Goal of the exercise> Where a line contains the string "период", copy that line.
* BEGIN Records provided *
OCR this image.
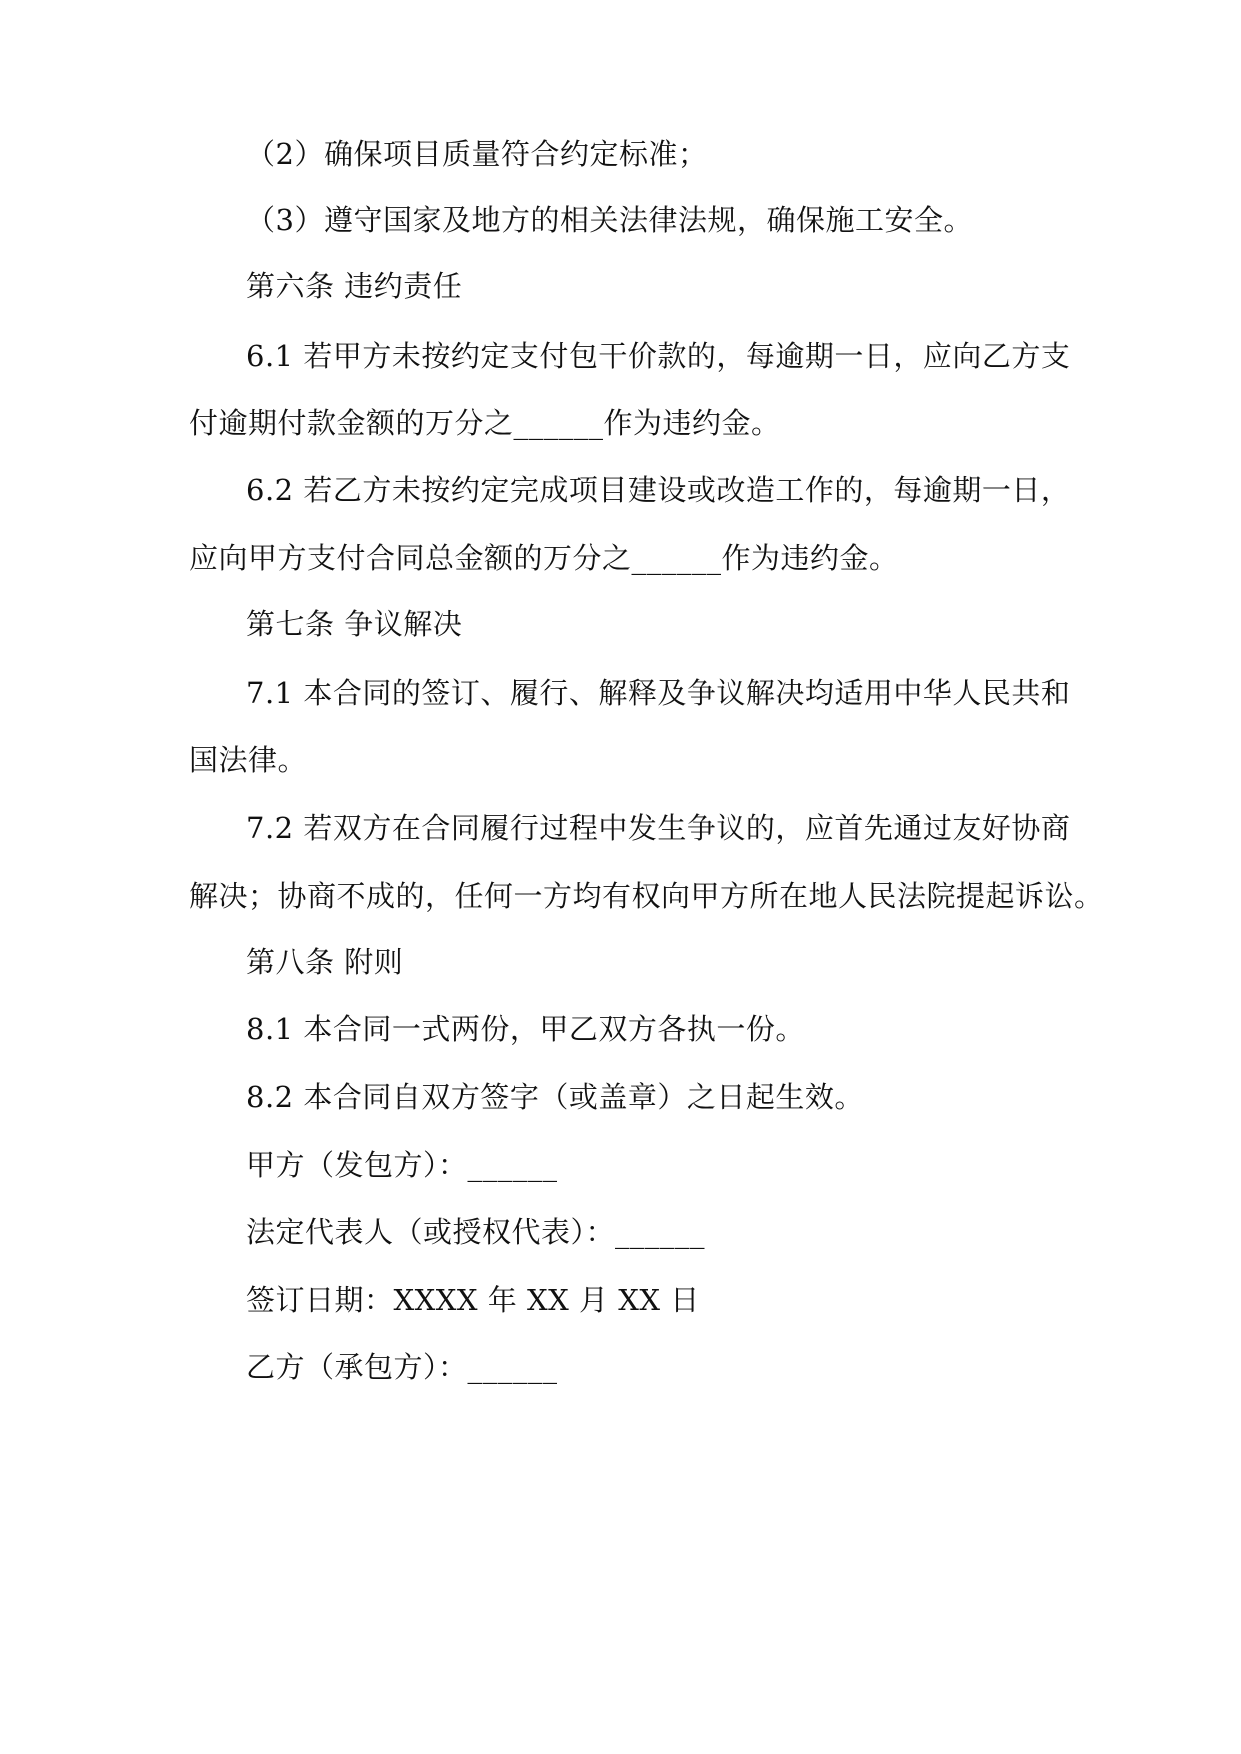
（2）确保项目质量符合约定标准；
（3）遵守国家及地方的相关法律法规，确保施工安全。
第六条 违约责任
6.1 若甲方未按约定支付包干价款的，每逾期一日，应向乙方支
付逾期付款金额的万分之______作为违约金。
6.2 若乙方未按约定完成项目建设或改造工作的，每逾期一日，
应向甲方支付合同总金额的万分之______作为违约金。
第七条 争议解决
7.1 本合同的签订、履行、解释及争议解决均适用中华人民共和
国法律。
7.2 若双方在合同履行过程中发生争议的，应首先通过友好协商
解决；协商不成的，任何一方均有权向甲方所在地人民法院提起诉讼。
第八条 附则
8.1 本合同一式两份，甲乙双方各执一份。
8.2 本合同自双方签字（或盖章）之日起生效。
甲方（发包方）：______
法定代表人（或授权代表）：______
签订日期：XXXX 年 XX 月 XX 日
乙方（承包方）：______
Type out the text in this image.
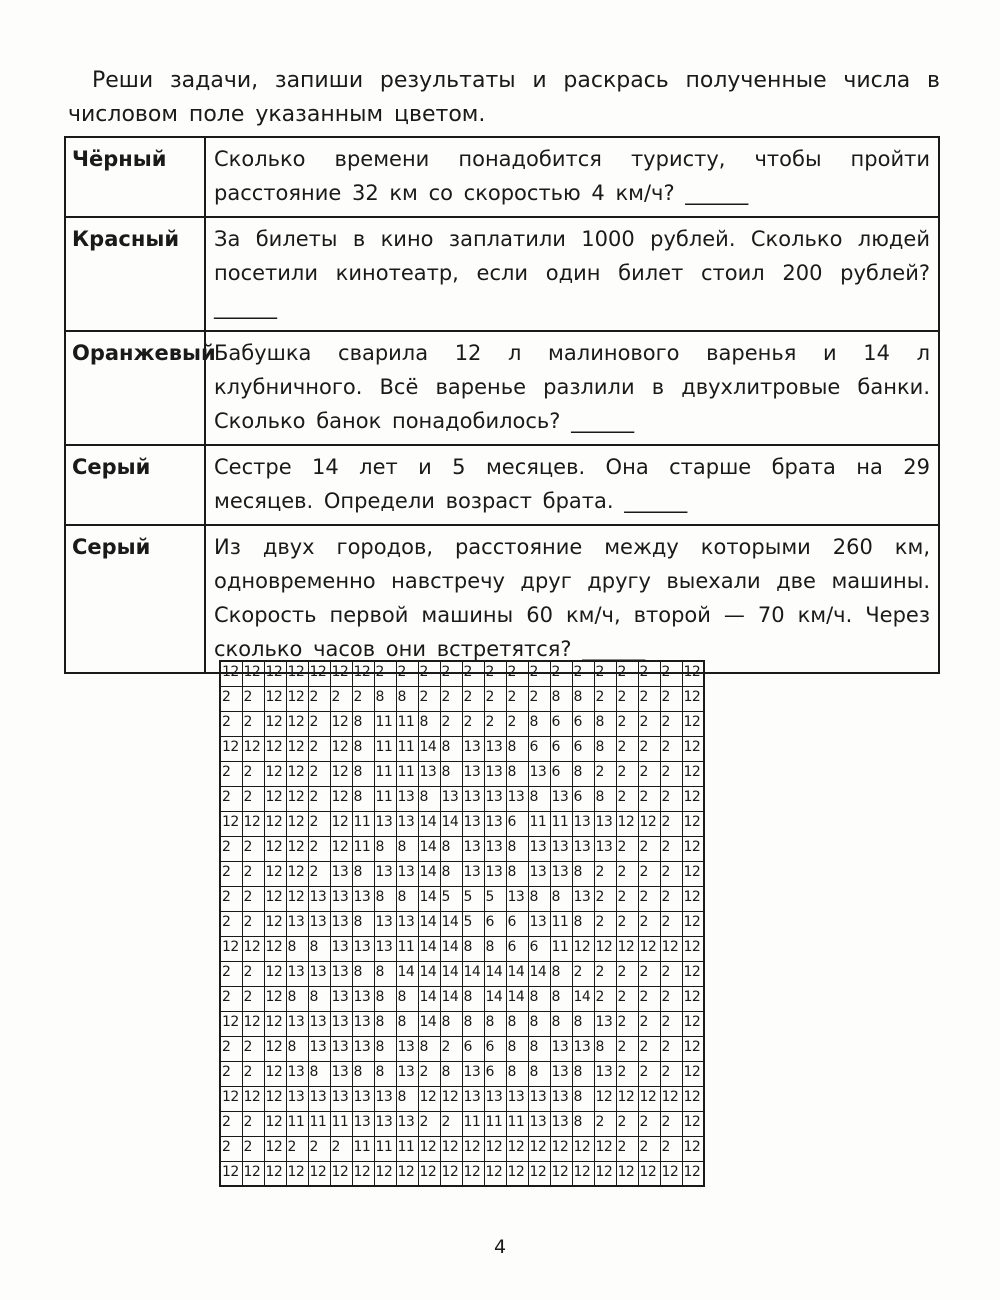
Реши задачи, запиши результаты и раскрась полученные числа в числовом поле указанным цветом.

Чёрный	Сколько времени понадобится туристу, чтобы пройти расстояние 32 км со скоростью 4 км/ч? ______
Красный	За билеты в кино заплатили 1000 рублей. Сколько людей посетили кинотеатр, если один билет стоил 200 рублей? ______
Оранжевый	Бабушка сварила 12 л малинового варенья и 14 л клубничного. Всё варенье разлили в двухлитровые банки. Сколько банок понадобилось? ______
Серый	Сестре 14 лет и 5 месяцев. Она старше брата на 29 месяцев. Определи возраст брата. ______
Серый	Из двух городов, расстояние между которыми 260 км, одновременно навстречу друг другу выехали две машины. Скорость первой машины 60 км/ч, второй — 70 км/ч. Через сколько часов они встретятся? ______
12	12	12	12	12	12	12	2	2	2	2	2	2	2	2	2	2	2	2	2	2	12
2	2	12	12	2	2	2	8	8	2	2	2	2	2	2	8	8	2	2	2	2	12
2	2	12	12	2	12	8	11	11	8	2	2	2	2	8	6	6	8	2	2	2	12
12	12	12	12	2	12	8	11	11	14	8	13	13	8	6	6	6	8	2	2	2	12
2	2	12	12	2	12	8	11	11	13	8	13	13	8	13	6	8	2	2	2	2	12
2	2	12	12	2	12	8	11	13	8	13	13	13	13	8	13	6	8	2	2	2	12
12	12	12	12	2	12	11	13	13	14	14	13	13	6	11	11	13	13	12	12	2	12
2	2	12	12	2	12	11	8	8	14	8	13	13	8	13	13	13	13	2	2	2	12
2	2	12	12	2	13	8	13	13	14	8	13	13	8	13	13	8	2	2	2	2	12
2	2	12	12	13	13	13	8	8	14	5	5	5	13	8	8	13	2	2	2	2	12
2	2	12	13	13	13	8	13	13	14	14	5	6	6	13	11	8	2	2	2	2	12
12	12	12	8	8	13	13	13	11	14	14	8	8	6	6	11	12	12	12	12	12	12
2	2	12	13	13	13	8	8	14	14	14	14	14	14	14	8	2	2	2	2	2	12
2	2	12	8	8	13	13	8	8	14	14	8	14	14	8	8	14	2	2	2	2	12
12	12	12	13	13	13	13	8	8	14	8	8	8	8	8	8	8	13	2	2	2	12
2	2	12	8	13	13	13	8	13	8	2	6	6	8	8	13	13	8	2	2	2	12
2	2	12	13	8	13	8	8	13	2	8	13	6	8	8	13	8	13	2	2	2	12
12	12	12	13	13	13	13	13	8	12	12	13	13	13	13	13	8	12	12	12	12	12
2	2	12	11	11	11	13	13	13	2	2	11	11	11	13	13	8	2	2	2	2	12
2	2	12	2	2	2	11	11	11	12	12	12	12	12	12	12	12	12	2	2	2	12
12	12	12	12	12	12	12	12	12	12	12	12	12	12	12	12	12	12	12	12	12	12
4
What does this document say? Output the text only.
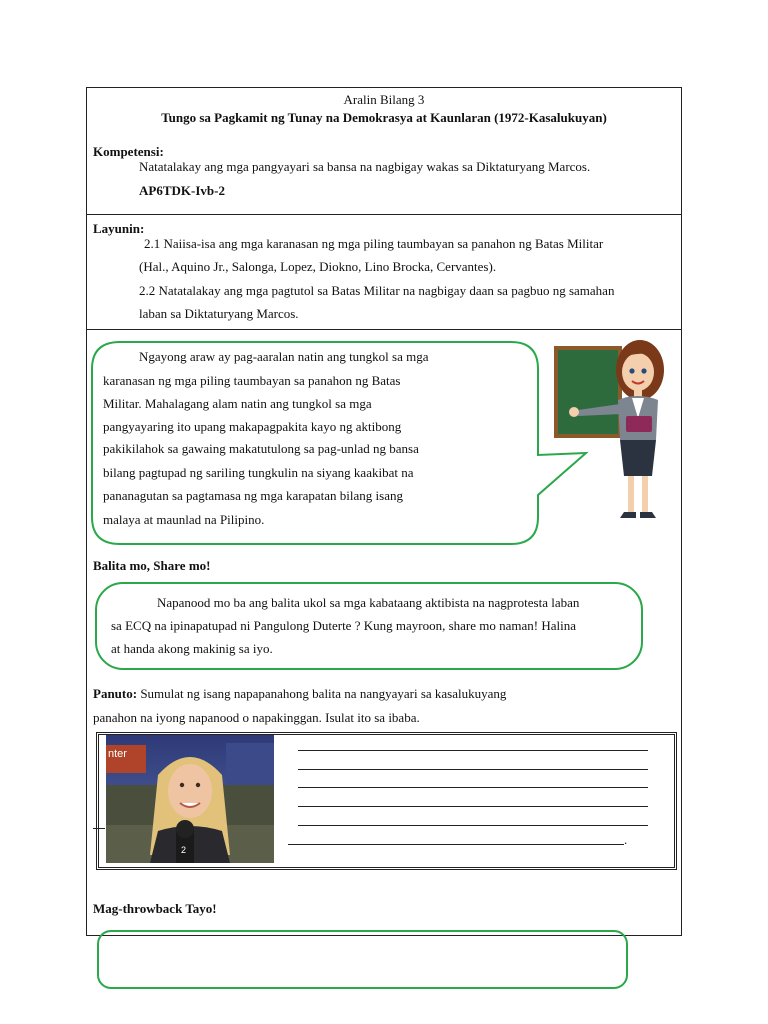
Aralin Bilang 3
Tungo sa Pagkamit ng Tunay na Demokrasya at Kaunlaran (1972-Kasalukuyan)
Kompetensi:
Natatalakay ang mga pangyayari sa bansa na nagbigay wakas sa Diktaturyang Marcos.
AP6TDK-Ivb-2
Layunin:
2.1 Naiisa-isa ang mga karanasan ng mga piling taumbayan sa panahon ng Batas Militar
(Hal., Aquino Jr., Salonga, Lopez, Diokno, Lino Brocka, Cervantes).
2.2 Natatalakay ang mga pagtutol sa Batas Militar na nagbigay daan sa pagbuo ng samahan
laban sa Diktaturyang Marcos.
Ngayong araw ay pag-aaralan natin ang tungkol sa mga
karanasan ng mga piling taumbayan sa panahon ng Batas
Militar. Mahalagang alam natin ang tungkol sa mga
pangyayaring ito upang makapagpakita kayo ng aktibong
pakikilahok sa gawaing makatutulong sa pag-unlad ng bansa
bilang pagtupad ng sariling tungkulin na siyang kaakibat na
pananagutan sa pagtamasa ng mga karapatan bilang isang
malaya at maunlad na Pilipino.
Balita mo, Share mo!
Napanood mo ba ang balita ukol sa mga kabataang aktibista na nagprotesta laban
sa ECQ na ipinapatupad ni Pangulong Duterte ? Kung mayroon, share mo naman! Halina
at handa akong makinig sa iyo.
Panuto: Sumulat ng isang napapanahong balita na nangyayari sa kasalukuyang
panahon na iyong napanood o napakinggan. Isulat ito sa ibaba.
nter
2
.
Mag-throwback Tayo!
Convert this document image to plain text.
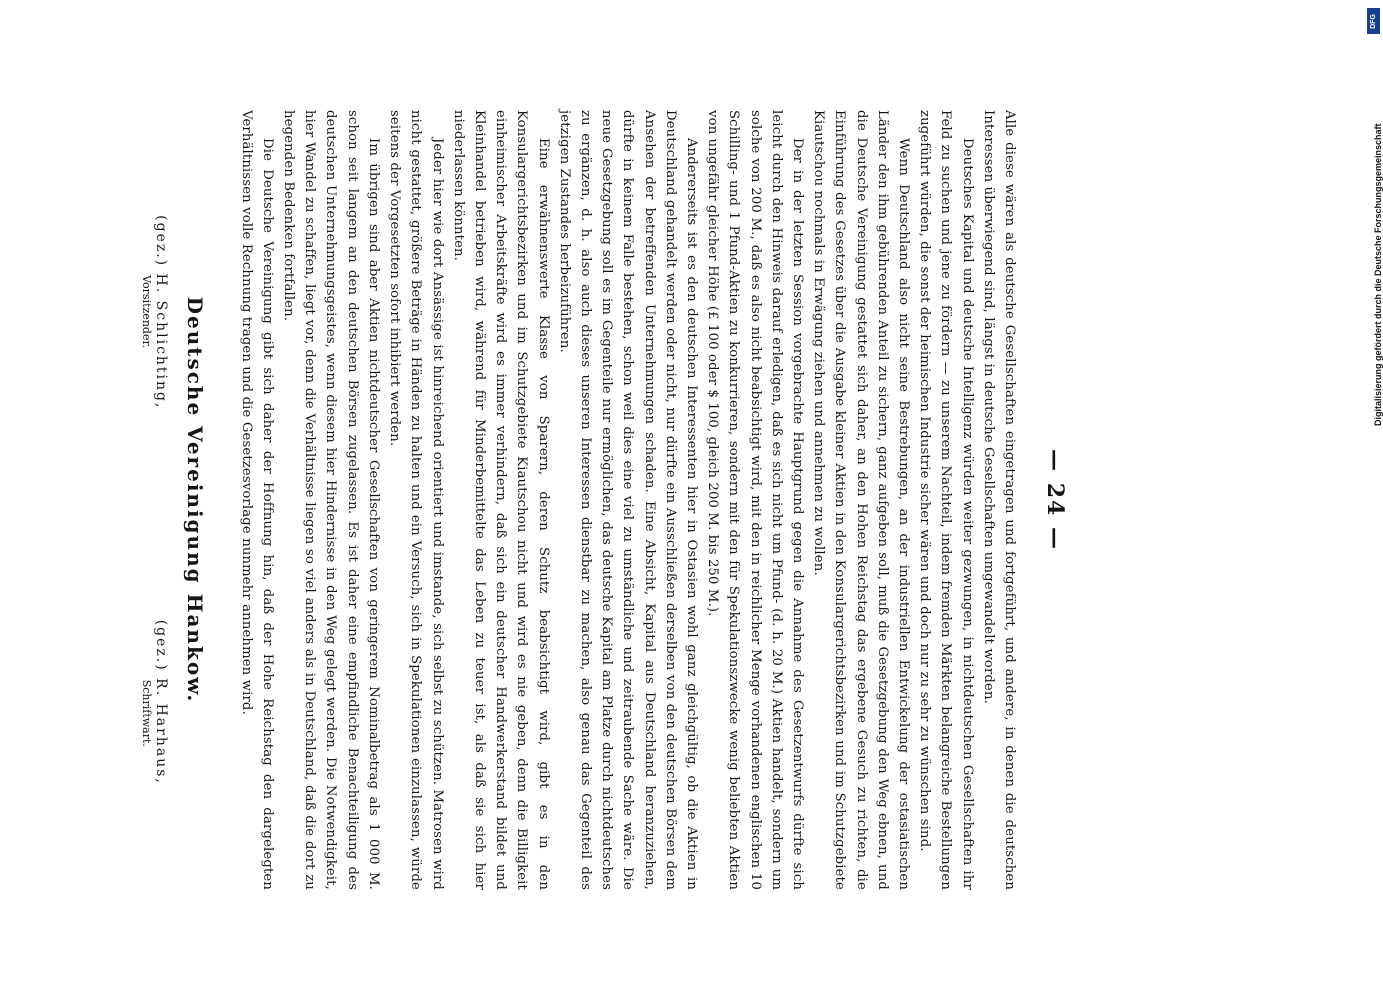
— 24 —

Alle diese wären als deutsche Gesellschaften eingetragen und fortgeführt, und andere, in denen die deutschen Interessen überwiegend sind, längst in deutsche Gesellschaften umgewandelt worden.

Deutsches Kapital und deutsche Intelligenz würden weiter gezwungen, in nichtdeutschen Gesellschaften ihr Feld zu suchen und jene zu fördern — zu unserem Nachteil, indem fremden Märkten belangreiche Bestellungen zugeführt würden, die sonst der heimischen Industrie sicher wären und doch nur zu sehr zu wünschen sind.

Wenn Deutschland also nicht seine Bestrebungen, an der industriellen Entwickelung der ostasiatischen Länder den ihm gebührenden Anteil zu sichern, ganz aufgeben soll, muß die Gesetzgebung den Weg ebnen, und die Deutsche Vereinigung gestattet sich daher, an den Hohen Reichstag das ergebene Gesuch zu richten, die Einführung des Gesetzes über die Ausgabe kleiner Aktien in den Konsulargerichtsbezirken und im Schutzgebiete Kiautschou nochmals in Erwägung ziehen und annehmen zu wollen.

Der in der letzten Session vorgebrachte Hauptgrund gegen die Annahme des Gesetzentwurfs dürfte sich leicht durch den Hinweis darauf erledigen, daß es sich nicht um Pfund- (d. h. 20 M.) Aktien handelt, sondern um solche von 200 M., daß es also nicht beabsichtigt wird, mit den in reichlicher Menge vorhandenen englischen 10 Schilling- und 1 Pfund-Aktien zu konkurrieren, sondern mit den für Spekulationszwecke wenig beliebten Aktien von ungefähr gleicher Höhe (£ 100 oder $ 100, gleich 200 M. bis 250 M.).

Andererseits ist es den deutschen Interessenten hier in Ostasien wohl ganz gleichgültig, ob die Aktien in Deutschland gehandelt werden oder nicht, nur dürfte ein Ausschließen derselben von den deutschen Börsen dem Ansehen der betreffenden Unternehmungen schaden. Eine Absicht, Kapital aus Deutschland heranzuziehen, dürfte in keinem Falle bestehen, schon weil dies eine viel zu umständliche und zeitraubende Sache wäre. Die neue Gesetzgebung soll es im Gegenteile nur ermöglichen, das deutsche Kapital am Platze durch nichtdeutsches zu ergänzen, d. h. also auch dieses unseren Interessen dienstbar zu machen, also genau das Gegenteil des jetzigen Zustandes herbeizuführen.

Eine erwähnenswerte Klasse von Sparern, deren Schutz beabsichtigt wird, gibt es in den Konsulargerichtsbezirken und im Schutzgebiete Kiautschou nicht und wird es nie geben, denn die Billigkeit einheimischer Arbeitskräfte wird es immer verhindern, daß sich ein deutscher Handwerkerstand bildet und Kleinhandel betrieben wird, während für Minderbemittelte das Leben zu teuer ist, als daß sie sich hier niederlassen könnten.

Jeder hier wie dort Ansässige ist hinreichend orientiert und imstande, sich selbst zu schützen. Matrosen wird nicht gestattet, größere Beträge in Händen zu halten und ein Versuch, sich in Spekulationen einzulassen, würde seitens der Vorgesetzten sofort inhibiert werden.

Im übrigen sind aber Aktien nichtdeutscher Gesellschaften von geringerem Nominalbetrag als 1 000 M. schon seit langem an den deutschen Börsen zugelassen. Es ist daher eine empfindliche Benachteiligung des deutschen Unternehmungsgeistes, wenn diesem hier Hindernisse in den Weg gelegt werden. Die Notwendigkeit, hier Wandel zu schaffen, liegt vor, denn die Verhältnisse liegen so viel anders als in Deutschland, daß die dort zu hegenden Bedenken fortfallen.

Die Deutsche Vereinigung gibt sich daher der Hoffnung hin, daß der Hohe Reichstag den dargelegten Verhältnissen volle Rechnung tragen und die Gesetzesvorlage nunmehr annehmen wird.

Deutsche Vereinigung Hankow.
(gez.) H. Schlichting,
Vorsitzender.
(gez.) R. Harhaus,
Schriftwart.
DFG
Digitalisierung gefördert durch die Deutsche Forschungsgemeinschaft
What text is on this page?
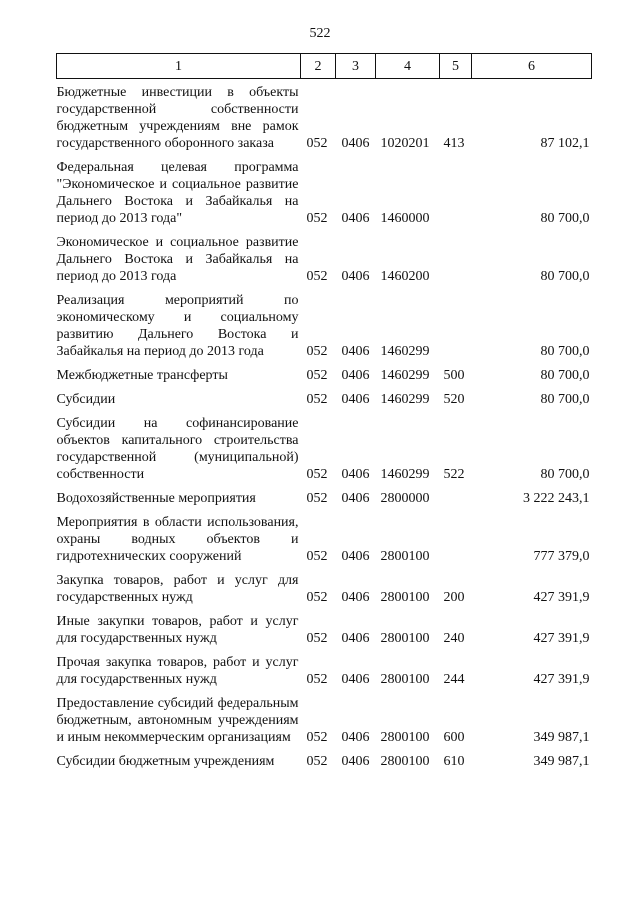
522
1	2	3	4	5	6
Бюджетные инвестиции в объекты государственной собственности бюджетным учреждениям вне рамок государственного оборонного заказа	052	0406	1020201	413	87 102,1
Федеральная целевая программа "Экономическое и социальное развитие Дальнего Востока и Забайкалья на период до 2013 года"	052	0406	1460000		80 700,0
Экономическое и социальное развитие Дальнего Востока и Забайкалья на период до 2013 года	052	0406	1460200		80 700,0
Реализация мероприятий по экономическому и социальному развитию Дальнего Востока и Забайкалья на период до 2013 года	052	0406	1460299		80 700,0
Межбюджетные трансферты	052	0406	1460299	500	80 700,0
Субсидии	052	0406	1460299	520	80 700,0
Субсидии на софинансирование объектов капитального строительства государственной (муниципальной) собственности	052	0406	1460299	522	80 700,0
Водохозяйственные мероприятия	052	0406	2800000		3 222 243,1
Мероприятия в области использования, охраны водных объектов и гидротехнических сооружений	052	0406	2800100		777 379,0
Закупка товаров, работ и услуг для государственных нужд	052	0406	2800100	200	427 391,9
Иные закупки товаров, работ и услуг для государственных нужд	052	0406	2800100	240	427 391,9
Прочая закупка товаров, работ и услуг для государственных нужд	052	0406	2800100	244	427 391,9
Предоставление субсидий федеральным бюджетным, автономным учреждениям и иным некоммерческим организациям	052	0406	2800100	600	349 987,1
Субсидии бюджетным учреждениям	052	0406	2800100	610	349 987,1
* END Records provided *
Full output>
Федеральная целевая программа "Экономическое и социальное развитие Дальнего Востока и Забайкалья на период до 2013 года"	052	0406	1460000		80 700,0
Экономическое и социальное развитие Дальнего Востока и Забайкалья на период до 2013 года	052	0406	1460200		80 700,0
Реализация мероприятий по экономическому и социальному развитию Дальнего Востока и Забайкалья на период до 2013 года	052	0406	1460299		80 700,0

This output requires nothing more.